[YOUR GOAL] Where a line in the listing contains the string "traffic", copy that line out.

------------------------------------------------------------------------

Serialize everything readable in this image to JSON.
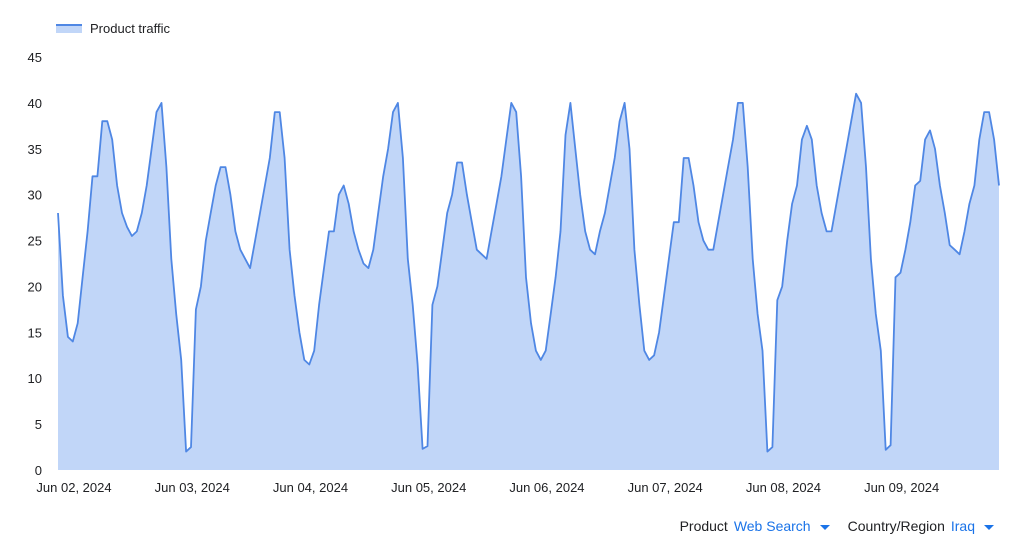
{
  "legend": {
    "label": "Product traffic",
    "color": "#4f87e4",
    "fill": "#c1d6f8"
  },
  "filters": [
    {
      "name": "Product",
      "value": "Web Search",
      "icon": "chevron-down-icon"
    },
    {
      "name": "Country/Region",
      "value": "Iraq",
      "icon": "chevron-down-icon"
    }
  ],
  "chart_data": {
    "type": "area",
    "title": "",
    "xlabel": "",
    "ylabel": "",
    "ylim": [
      0,
      45
    ],
    "yticks": [
      0,
      5,
      10,
      15,
      20,
      25,
      30,
      35,
      40,
      45
    ],
    "grid": false,
    "legend_position": "top-left",
    "xlim": [
      0,
      191
    ],
    "x_unit": "hours since Jun 02, 2024 00:00",
    "xticks": [
      {
        "x": 0,
        "label": "Jun 02, 2024"
      },
      {
        "x": 24,
        "label": "Jun 03, 2024"
      },
      {
        "x": 48,
        "label": "Jun 04, 2024"
      },
      {
        "x": 72,
        "label": "Jun 05, 2024"
      },
      {
        "x": 96,
        "label": "Jun 06, 2024"
      },
      {
        "x": 120,
        "label": "Jun 07, 2024"
      },
      {
        "x": 144,
        "label": "Jun 08, 2024"
      },
      {
        "x": 168,
        "label": "Jun 09, 2024"
      }
    ],
    "series": [
      {
        "name": "Product traffic",
        "points": [
          [
            0,
            28
          ],
          [
            1,
            19
          ],
          [
            2,
            14.5
          ],
          [
            3,
            14
          ],
          [
            4,
            16
          ],
          [
            5,
            21
          ],
          [
            6,
            26
          ],
          [
            7,
            32
          ],
          [
            8,
            32
          ],
          [
            9,
            38
          ],
          [
            10,
            38
          ],
          [
            11,
            36
          ],
          [
            12,
            31
          ],
          [
            13,
            28
          ],
          [
            14,
            26.5
          ],
          [
            15,
            25.5
          ],
          [
            16,
            26
          ],
          [
            17,
            28
          ],
          [
            18,
            31
          ],
          [
            19,
            35
          ],
          [
            20,
            39
          ],
          [
            21,
            40
          ],
          [
            22,
            33
          ],
          [
            23,
            23
          ],
          [
            24,
            17
          ],
          [
            25,
            12
          ],
          [
            26,
            2
          ],
          [
            27,
            2.5
          ],
          [
            28,
            17.5
          ],
          [
            29,
            20
          ],
          [
            30,
            25
          ],
          [
            31,
            28
          ],
          [
            32,
            31
          ],
          [
            33,
            33
          ],
          [
            34,
            33
          ],
          [
            35,
            30
          ],
          [
            36,
            26
          ],
          [
            37,
            24
          ],
          [
            38,
            23
          ],
          [
            39,
            22
          ],
          [
            40,
            25
          ],
          [
            41,
            28
          ],
          [
            42,
            31
          ],
          [
            43,
            34
          ],
          [
            44,
            39
          ],
          [
            45,
            39
          ],
          [
            46,
            34
          ],
          [
            47,
            24
          ],
          [
            48,
            19
          ],
          [
            49,
            15
          ],
          [
            50,
            12
          ],
          [
            51,
            11.5
          ],
          [
            52,
            13
          ],
          [
            53,
            18
          ],
          [
            54,
            22
          ],
          [
            55,
            26
          ],
          [
            56,
            26
          ],
          [
            57,
            30
          ],
          [
            58,
            31
          ],
          [
            59,
            29
          ],
          [
            60,
            26
          ],
          [
            61,
            24
          ],
          [
            62,
            22.5
          ],
          [
            63,
            22
          ],
          [
            64,
            24
          ],
          [
            65,
            28
          ],
          [
            66,
            32
          ],
          [
            67,
            35
          ],
          [
            68,
            39
          ],
          [
            69,
            40
          ],
          [
            70,
            34
          ],
          [
            71,
            23
          ],
          [
            72,
            18
          ],
          [
            73,
            11.5
          ],
          [
            74,
            2.3
          ],
          [
            75,
            2.6
          ],
          [
            76,
            18
          ],
          [
            77,
            20
          ],
          [
            78,
            24
          ],
          [
            79,
            28
          ],
          [
            80,
            30
          ],
          [
            81,
            33.5
          ],
          [
            82,
            33.5
          ],
          [
            83,
            30
          ],
          [
            84,
            27
          ],
          [
            85,
            24
          ],
          [
            86,
            23.5
          ],
          [
            87,
            23
          ],
          [
            88,
            26
          ],
          [
            89,
            29
          ],
          [
            90,
            32
          ],
          [
            91,
            36
          ],
          [
            92,
            40
          ],
          [
            93,
            39
          ],
          [
            94,
            32
          ],
          [
            95,
            21
          ],
          [
            96,
            16
          ],
          [
            97,
            13
          ],
          [
            98,
            12
          ],
          [
            99,
            13
          ],
          [
            100,
            17
          ],
          [
            101,
            21
          ],
          [
            102,
            26
          ],
          [
            103,
            36.5
          ],
          [
            104,
            40
          ],
          [
            105,
            35
          ],
          [
            106,
            30
          ],
          [
            107,
            26
          ],
          [
            108,
            24
          ],
          [
            109,
            23.5
          ],
          [
            110,
            26
          ],
          [
            111,
            28
          ],
          [
            112,
            31
          ],
          [
            113,
            34
          ],
          [
            114,
            38
          ],
          [
            115,
            40
          ],
          [
            116,
            35
          ],
          [
            117,
            24
          ],
          [
            118,
            18
          ],
          [
            119,
            13
          ],
          [
            120,
            12
          ],
          [
            121,
            12.5
          ],
          [
            122,
            15
          ],
          [
            123,
            19
          ],
          [
            124,
            23
          ],
          [
            125,
            27
          ],
          [
            126,
            27
          ],
          [
            127,
            34
          ],
          [
            128,
            34
          ],
          [
            129,
            31
          ],
          [
            130,
            27
          ],
          [
            131,
            25
          ],
          [
            132,
            24
          ],
          [
            133,
            24
          ],
          [
            134,
            27
          ],
          [
            135,
            30
          ],
          [
            136,
            33
          ],
          [
            137,
            36
          ],
          [
            138,
            40
          ],
          [
            139,
            40
          ],
          [
            140,
            33
          ],
          [
            141,
            23
          ],
          [
            142,
            17
          ],
          [
            143,
            13
          ],
          [
            144,
            2
          ],
          [
            145,
            2.5
          ],
          [
            146,
            18.5
          ],
          [
            147,
            20
          ],
          [
            148,
            25
          ],
          [
            149,
            29
          ],
          [
            150,
            31
          ],
          [
            151,
            36
          ],
          [
            152,
            37.5
          ],
          [
            153,
            36
          ],
          [
            154,
            31
          ],
          [
            155,
            28
          ],
          [
            156,
            26
          ],
          [
            157,
            26
          ],
          [
            158,
            29
          ],
          [
            159,
            32
          ],
          [
            160,
            35
          ],
          [
            161,
            38
          ],
          [
            162,
            41
          ],
          [
            163,
            40
          ],
          [
            164,
            33
          ],
          [
            165,
            23
          ],
          [
            166,
            17
          ],
          [
            167,
            13
          ],
          [
            168,
            2.2
          ],
          [
            169,
            2.7
          ],
          [
            170,
            21
          ],
          [
            171,
            21.5
          ],
          [
            172,
            24
          ],
          [
            173,
            27
          ],
          [
            174,
            31
          ],
          [
            175,
            31.5
          ],
          [
            176,
            36
          ],
          [
            177,
            37
          ],
          [
            178,
            35
          ],
          [
            179,
            31
          ],
          [
            180,
            28
          ],
          [
            181,
            24.5
          ],
          [
            182,
            24
          ],
          [
            183,
            23.5
          ],
          [
            184,
            26
          ],
          [
            185,
            29
          ],
          [
            186,
            31
          ],
          [
            187,
            36
          ],
          [
            188,
            39
          ],
          [
            189,
            39
          ],
          [
            190,
            36
          ],
          [
            191,
            31
          ]
        ]
      }
    ]
  }
}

------------------------------------------------------------------------

[COMPLETED EXERCISE]
    "label": "Product traffic",
        "name": "Product traffic",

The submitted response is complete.